◆ Stated problem ◆
Return the lines of the listing from the line with "Patent image size: (848, 1134)." through the line with "In FIG. 3, the hopper 16 is at (540, 408).", copied without changes, and nothing else.

─── Given entries

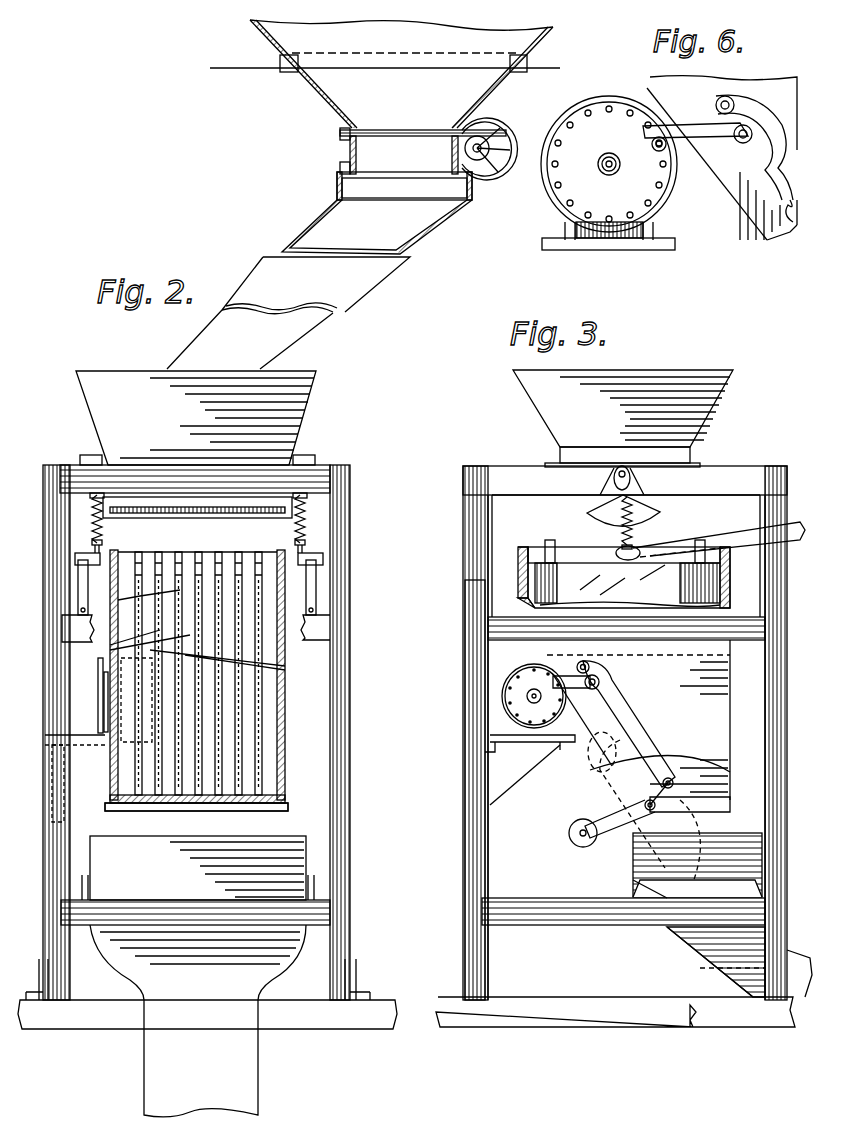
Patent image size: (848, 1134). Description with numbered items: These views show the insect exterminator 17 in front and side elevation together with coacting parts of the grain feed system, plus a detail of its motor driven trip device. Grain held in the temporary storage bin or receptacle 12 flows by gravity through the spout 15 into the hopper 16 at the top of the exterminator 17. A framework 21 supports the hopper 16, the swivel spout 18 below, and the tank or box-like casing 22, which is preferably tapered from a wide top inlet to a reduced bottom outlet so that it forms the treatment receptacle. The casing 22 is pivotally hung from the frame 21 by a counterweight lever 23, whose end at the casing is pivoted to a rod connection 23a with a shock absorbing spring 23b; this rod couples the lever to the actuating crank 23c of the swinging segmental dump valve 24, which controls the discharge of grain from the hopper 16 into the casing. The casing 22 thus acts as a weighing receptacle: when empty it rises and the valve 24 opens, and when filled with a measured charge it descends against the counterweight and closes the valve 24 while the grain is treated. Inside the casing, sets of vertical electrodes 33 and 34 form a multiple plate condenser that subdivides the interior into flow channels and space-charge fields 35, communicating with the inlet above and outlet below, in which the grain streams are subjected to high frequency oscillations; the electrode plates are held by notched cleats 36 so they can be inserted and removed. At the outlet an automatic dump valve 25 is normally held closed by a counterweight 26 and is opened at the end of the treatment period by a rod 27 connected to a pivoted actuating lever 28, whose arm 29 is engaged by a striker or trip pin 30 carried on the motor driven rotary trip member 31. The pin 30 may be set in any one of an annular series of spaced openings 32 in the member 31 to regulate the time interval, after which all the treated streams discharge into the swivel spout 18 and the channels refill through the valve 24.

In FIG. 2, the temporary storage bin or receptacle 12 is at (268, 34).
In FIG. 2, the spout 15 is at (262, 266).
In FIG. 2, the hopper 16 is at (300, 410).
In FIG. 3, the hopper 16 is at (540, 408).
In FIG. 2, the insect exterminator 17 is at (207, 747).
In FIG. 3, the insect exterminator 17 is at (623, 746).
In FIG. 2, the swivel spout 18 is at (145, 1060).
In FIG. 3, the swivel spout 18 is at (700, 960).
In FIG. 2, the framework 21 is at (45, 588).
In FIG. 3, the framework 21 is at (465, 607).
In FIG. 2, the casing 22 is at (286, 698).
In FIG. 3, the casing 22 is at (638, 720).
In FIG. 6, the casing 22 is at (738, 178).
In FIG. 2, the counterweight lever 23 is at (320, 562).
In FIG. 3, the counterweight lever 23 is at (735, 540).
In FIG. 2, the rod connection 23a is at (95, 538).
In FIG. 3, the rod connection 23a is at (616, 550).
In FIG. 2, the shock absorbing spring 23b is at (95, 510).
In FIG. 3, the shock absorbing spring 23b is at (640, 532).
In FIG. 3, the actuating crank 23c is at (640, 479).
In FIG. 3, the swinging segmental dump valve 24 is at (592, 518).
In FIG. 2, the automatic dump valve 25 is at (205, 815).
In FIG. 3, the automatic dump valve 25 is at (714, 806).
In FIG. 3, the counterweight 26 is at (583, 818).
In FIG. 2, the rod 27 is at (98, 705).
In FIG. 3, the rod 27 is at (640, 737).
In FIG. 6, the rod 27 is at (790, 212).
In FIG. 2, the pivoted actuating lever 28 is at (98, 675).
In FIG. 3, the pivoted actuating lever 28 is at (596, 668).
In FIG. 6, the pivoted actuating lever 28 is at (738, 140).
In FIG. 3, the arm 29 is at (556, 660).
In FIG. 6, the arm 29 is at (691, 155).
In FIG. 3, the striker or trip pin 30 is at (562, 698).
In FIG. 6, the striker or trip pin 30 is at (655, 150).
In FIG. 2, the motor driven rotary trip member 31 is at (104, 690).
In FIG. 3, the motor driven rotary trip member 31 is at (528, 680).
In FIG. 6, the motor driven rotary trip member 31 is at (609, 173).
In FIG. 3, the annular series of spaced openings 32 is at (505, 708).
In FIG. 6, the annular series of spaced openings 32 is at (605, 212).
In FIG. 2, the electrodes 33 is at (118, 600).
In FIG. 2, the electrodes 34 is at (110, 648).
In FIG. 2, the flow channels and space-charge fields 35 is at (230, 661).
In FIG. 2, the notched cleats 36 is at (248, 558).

──────
─── Given entries

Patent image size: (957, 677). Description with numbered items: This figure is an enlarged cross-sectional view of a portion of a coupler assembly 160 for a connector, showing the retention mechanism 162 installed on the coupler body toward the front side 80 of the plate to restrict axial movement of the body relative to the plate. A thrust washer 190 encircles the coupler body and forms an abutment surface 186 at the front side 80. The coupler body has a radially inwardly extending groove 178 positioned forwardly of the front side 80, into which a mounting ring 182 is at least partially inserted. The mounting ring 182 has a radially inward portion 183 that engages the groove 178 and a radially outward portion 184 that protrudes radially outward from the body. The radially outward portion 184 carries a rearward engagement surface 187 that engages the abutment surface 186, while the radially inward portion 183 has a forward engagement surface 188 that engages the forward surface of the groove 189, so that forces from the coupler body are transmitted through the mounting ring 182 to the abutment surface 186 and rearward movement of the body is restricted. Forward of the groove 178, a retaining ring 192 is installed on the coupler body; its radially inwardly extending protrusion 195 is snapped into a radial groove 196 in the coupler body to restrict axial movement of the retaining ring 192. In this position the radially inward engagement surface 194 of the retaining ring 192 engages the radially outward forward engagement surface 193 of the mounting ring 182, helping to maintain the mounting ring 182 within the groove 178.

──────
─── Given entries

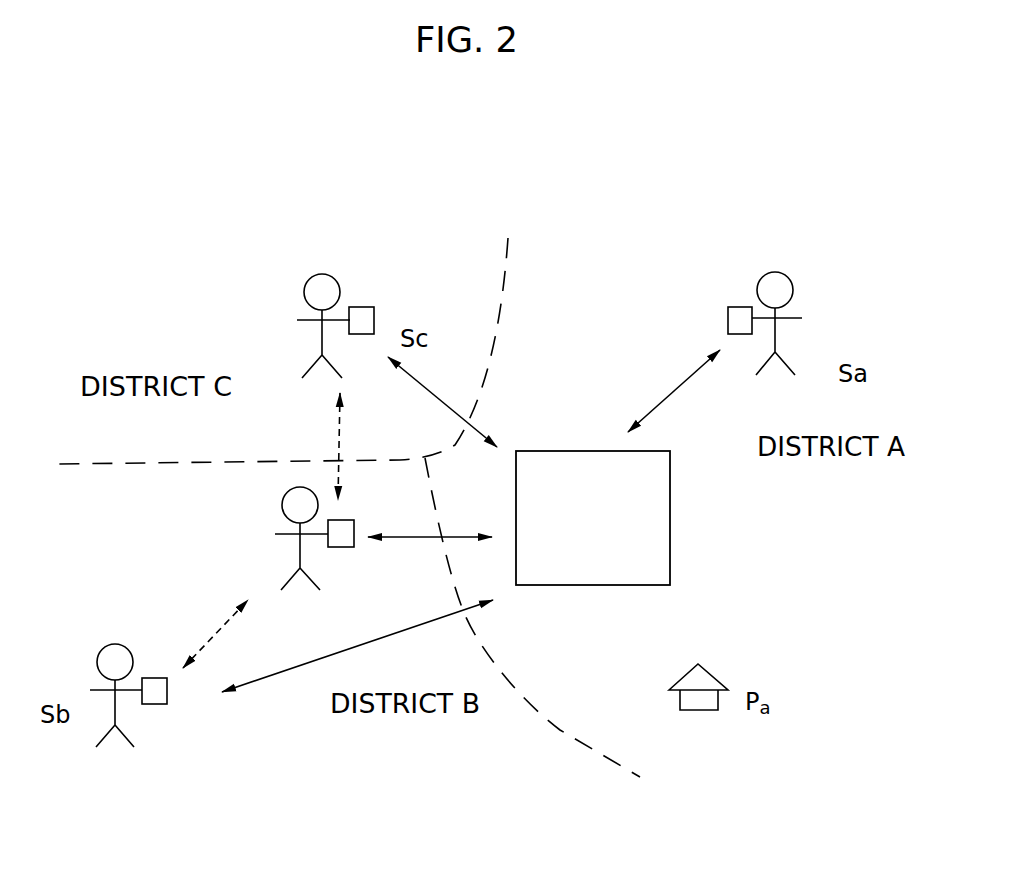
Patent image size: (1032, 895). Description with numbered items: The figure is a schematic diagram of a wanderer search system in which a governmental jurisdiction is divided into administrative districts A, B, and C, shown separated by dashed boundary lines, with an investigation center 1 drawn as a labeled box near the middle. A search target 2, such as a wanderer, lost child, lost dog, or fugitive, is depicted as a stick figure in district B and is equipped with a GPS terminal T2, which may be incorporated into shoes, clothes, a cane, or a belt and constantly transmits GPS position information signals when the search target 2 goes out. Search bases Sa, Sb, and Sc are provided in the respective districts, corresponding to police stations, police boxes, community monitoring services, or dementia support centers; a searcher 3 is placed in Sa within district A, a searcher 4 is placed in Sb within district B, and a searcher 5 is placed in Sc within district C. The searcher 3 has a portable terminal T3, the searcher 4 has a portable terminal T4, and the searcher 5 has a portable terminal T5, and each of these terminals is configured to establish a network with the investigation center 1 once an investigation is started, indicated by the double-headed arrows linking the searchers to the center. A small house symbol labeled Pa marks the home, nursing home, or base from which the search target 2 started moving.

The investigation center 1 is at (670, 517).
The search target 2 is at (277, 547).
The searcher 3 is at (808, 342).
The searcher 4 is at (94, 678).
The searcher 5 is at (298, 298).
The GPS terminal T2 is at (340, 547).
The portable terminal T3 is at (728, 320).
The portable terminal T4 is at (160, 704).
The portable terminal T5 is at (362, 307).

──────

◆ The result ◆
Patent image size: (848, 1134). Description with numbered items: These views show the insect exterminator 17 in front and side elevation together with coacting parts of the grain feed system, plus a detail of its motor driven trip device. Grain held in the temporary storage bin or receptacle 12 flows by gravity through the spout 15 into the hopper 16 at the top of the exterminator 17. A framework 21 supports the hopper 16, the swivel spout 18 below, and the tank or box-like casing 22, which is preferably tapered from a wide top inlet to a reduced bottom outlet so that it forms the treatment receptacle. The casing 22 is pivotally hung from the frame 21 by a counterweight lever 23, whose end at the casing is pivoted to a rod connection 23a with a shock absorbing spring 23b; this rod couples the lever to the actuating crank 23c of the swinging segmental dump valve 24, which controls the discharge of grain from the hopper 16 into the casing. The casing 22 thus acts as a weighing receptacle: when empty it rises and the valve 24 opens, and when filled with a measured charge it descends against the counterweight and closes the valve 24 while the grain is treated. Inside the casing, sets of vertical electrodes 33 and 34 form a multiple plate condenser that subdivides the interior into flow channels and space-charge fields 35, communicating with the inlet above and outlet below, in which the grain streams are subjected to high frequency oscillations; the electrode plates are held by notched cleats 36 so they can be inserted and removed. At the outlet an automatic dump valve 25 is normally held closed by a counterweight 26 and is opened at the end of the treatment period by a rod 27 connected to a pivoted actuating lever 28, whose arm 29 is engaged by a striker or trip pin 30 carried on the motor driven rotary trip member 31. The pin 30 may be set in any one of an annular series of spaced openings 32 in the member 31 to regulate the time interval, after which all the treated streams discharge into the swivel spout 18 and the channels refill through the valve 24.

In FIG. 2, the temporary storage bin or receptacle 12 is at (268, 34).
In FIG. 2, the spout 15 is at (262, 266).
In FIG. 2, the hopper 16 is at (300, 410).
In FIG. 3, the hopper 16 is at (540, 408).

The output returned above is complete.